▶ [The task]:
Gather each line of the entries below that includes "name".

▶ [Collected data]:
---------------
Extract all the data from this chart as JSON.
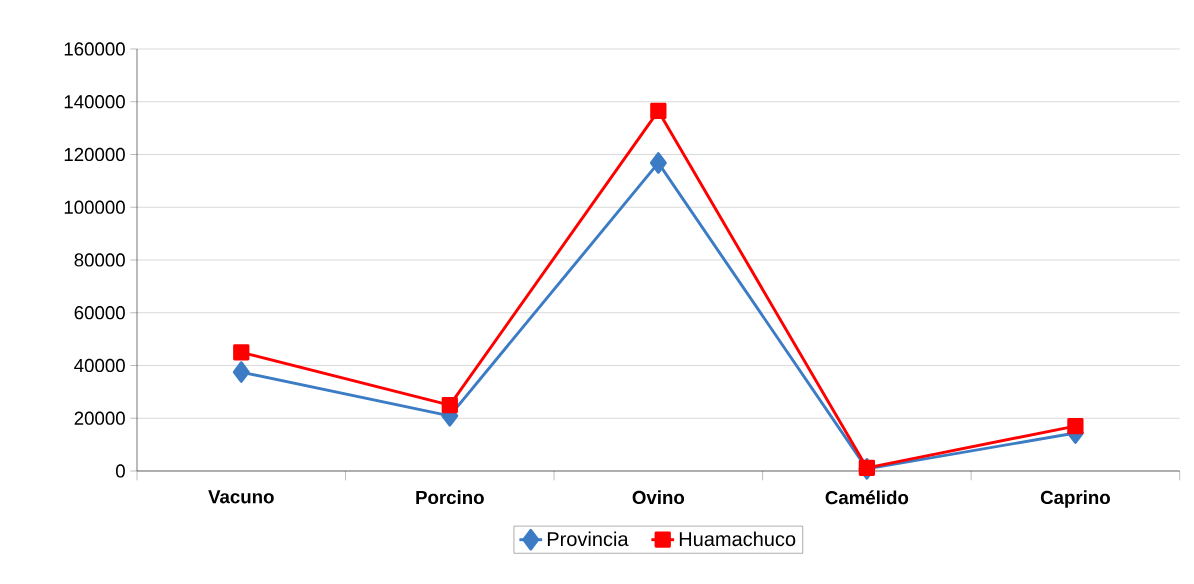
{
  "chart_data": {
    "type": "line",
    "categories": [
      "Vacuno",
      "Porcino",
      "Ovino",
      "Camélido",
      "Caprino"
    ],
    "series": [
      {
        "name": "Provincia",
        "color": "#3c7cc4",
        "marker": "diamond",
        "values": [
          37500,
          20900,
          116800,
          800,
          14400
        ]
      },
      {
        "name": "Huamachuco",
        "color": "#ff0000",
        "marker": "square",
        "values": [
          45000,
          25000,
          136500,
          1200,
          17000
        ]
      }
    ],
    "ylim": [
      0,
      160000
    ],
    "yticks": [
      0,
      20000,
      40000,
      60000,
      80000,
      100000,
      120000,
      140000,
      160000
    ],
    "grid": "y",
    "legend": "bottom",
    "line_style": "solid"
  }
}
---------------
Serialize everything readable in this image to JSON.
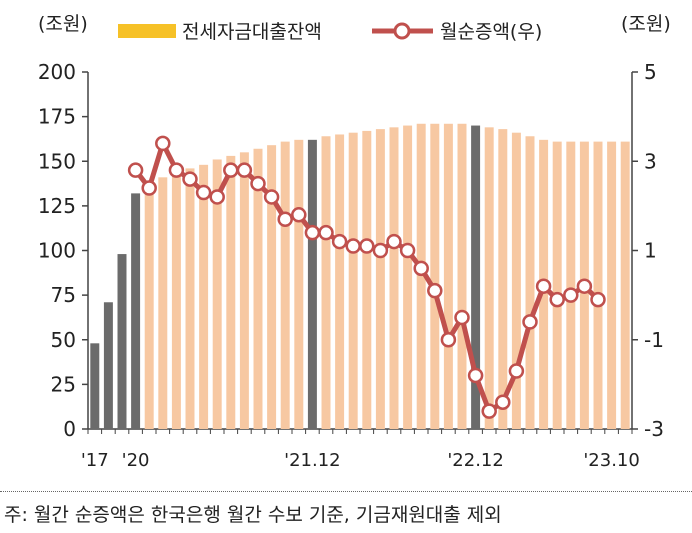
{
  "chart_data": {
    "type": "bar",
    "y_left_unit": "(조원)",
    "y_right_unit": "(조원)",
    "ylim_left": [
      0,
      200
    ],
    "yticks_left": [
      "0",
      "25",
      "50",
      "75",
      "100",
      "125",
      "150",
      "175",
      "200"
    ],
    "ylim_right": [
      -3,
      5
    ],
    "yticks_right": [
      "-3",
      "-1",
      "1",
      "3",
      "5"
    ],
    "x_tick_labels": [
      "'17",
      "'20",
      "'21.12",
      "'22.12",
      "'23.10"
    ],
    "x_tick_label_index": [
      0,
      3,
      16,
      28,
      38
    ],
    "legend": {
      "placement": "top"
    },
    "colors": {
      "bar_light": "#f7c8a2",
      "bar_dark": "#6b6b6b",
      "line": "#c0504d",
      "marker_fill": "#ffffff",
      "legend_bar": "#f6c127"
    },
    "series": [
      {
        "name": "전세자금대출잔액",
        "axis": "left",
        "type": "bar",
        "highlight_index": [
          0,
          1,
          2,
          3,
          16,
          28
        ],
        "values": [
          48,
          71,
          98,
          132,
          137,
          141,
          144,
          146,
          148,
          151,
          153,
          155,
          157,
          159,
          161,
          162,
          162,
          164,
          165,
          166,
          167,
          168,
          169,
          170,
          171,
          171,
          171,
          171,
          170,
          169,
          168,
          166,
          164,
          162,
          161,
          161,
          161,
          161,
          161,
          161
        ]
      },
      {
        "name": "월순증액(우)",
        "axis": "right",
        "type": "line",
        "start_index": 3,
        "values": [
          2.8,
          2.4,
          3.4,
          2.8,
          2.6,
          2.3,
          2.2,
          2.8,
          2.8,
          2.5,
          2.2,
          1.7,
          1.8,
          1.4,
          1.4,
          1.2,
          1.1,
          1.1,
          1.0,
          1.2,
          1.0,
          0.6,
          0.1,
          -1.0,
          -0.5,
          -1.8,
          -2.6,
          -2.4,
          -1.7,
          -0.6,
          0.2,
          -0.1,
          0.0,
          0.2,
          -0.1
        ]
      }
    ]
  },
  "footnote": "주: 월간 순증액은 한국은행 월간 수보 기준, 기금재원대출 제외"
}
---------------
▶ [Response to the exercise]:
        "name": "Provincia",
        "name": "Huamachuco",
        "name": "전세자금대출잔액",
        "name": "월순증액(우)",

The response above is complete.